▶ [Record list]:
* Begin *

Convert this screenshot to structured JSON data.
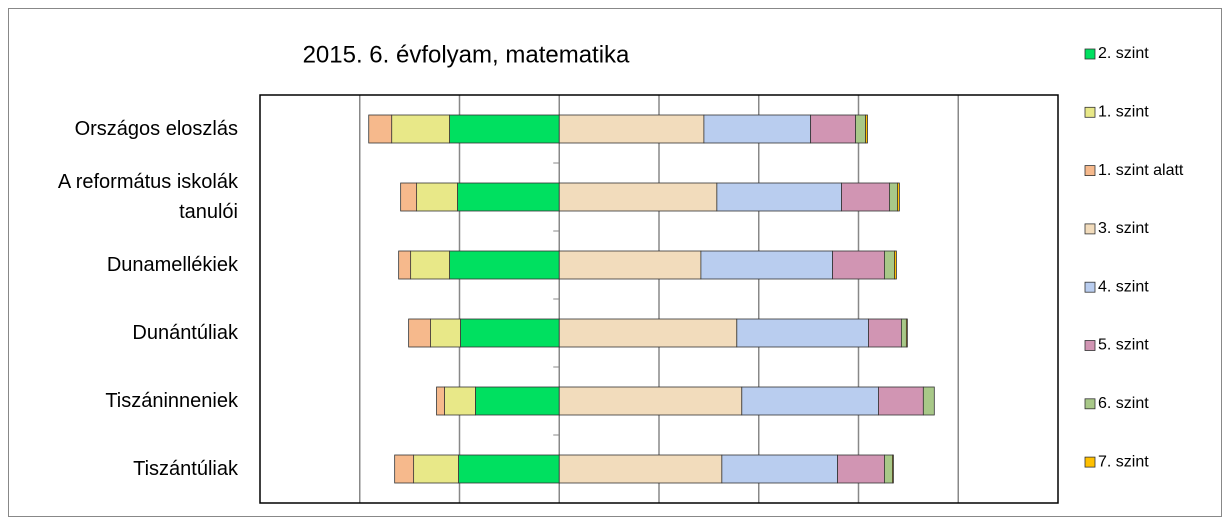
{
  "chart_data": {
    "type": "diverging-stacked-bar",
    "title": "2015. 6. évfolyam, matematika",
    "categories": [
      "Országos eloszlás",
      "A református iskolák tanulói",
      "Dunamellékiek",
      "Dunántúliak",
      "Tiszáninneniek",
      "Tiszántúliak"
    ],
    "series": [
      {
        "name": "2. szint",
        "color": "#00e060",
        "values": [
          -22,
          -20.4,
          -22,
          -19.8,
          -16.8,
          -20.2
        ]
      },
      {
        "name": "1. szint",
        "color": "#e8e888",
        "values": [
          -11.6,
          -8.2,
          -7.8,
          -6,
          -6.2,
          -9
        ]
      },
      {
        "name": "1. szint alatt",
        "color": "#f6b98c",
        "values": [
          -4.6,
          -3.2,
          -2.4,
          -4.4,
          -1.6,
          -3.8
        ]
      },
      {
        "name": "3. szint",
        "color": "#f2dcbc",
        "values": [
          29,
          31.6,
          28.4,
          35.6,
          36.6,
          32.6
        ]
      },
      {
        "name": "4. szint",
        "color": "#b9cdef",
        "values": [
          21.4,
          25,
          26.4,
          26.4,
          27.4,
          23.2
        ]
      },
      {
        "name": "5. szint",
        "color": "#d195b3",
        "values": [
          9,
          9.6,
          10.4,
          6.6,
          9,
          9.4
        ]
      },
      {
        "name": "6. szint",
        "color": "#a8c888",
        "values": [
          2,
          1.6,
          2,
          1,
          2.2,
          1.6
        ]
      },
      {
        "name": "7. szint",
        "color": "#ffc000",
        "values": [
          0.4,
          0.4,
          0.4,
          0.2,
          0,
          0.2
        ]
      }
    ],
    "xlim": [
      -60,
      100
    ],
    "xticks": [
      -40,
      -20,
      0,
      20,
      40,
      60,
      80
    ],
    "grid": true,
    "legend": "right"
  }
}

* End *

▶ [Written task]: Look through the material above and pick out each line holding the word "szint".

▶ [Problem solution]:
        "name": "2. szint",
        "name": "1. szint",
        "name": "1. szint alatt",
        "name": "3. szint",
        "name": "4. szint",
        "name": "5. szint",
        "name": "6. szint",
        "name": "7. szint",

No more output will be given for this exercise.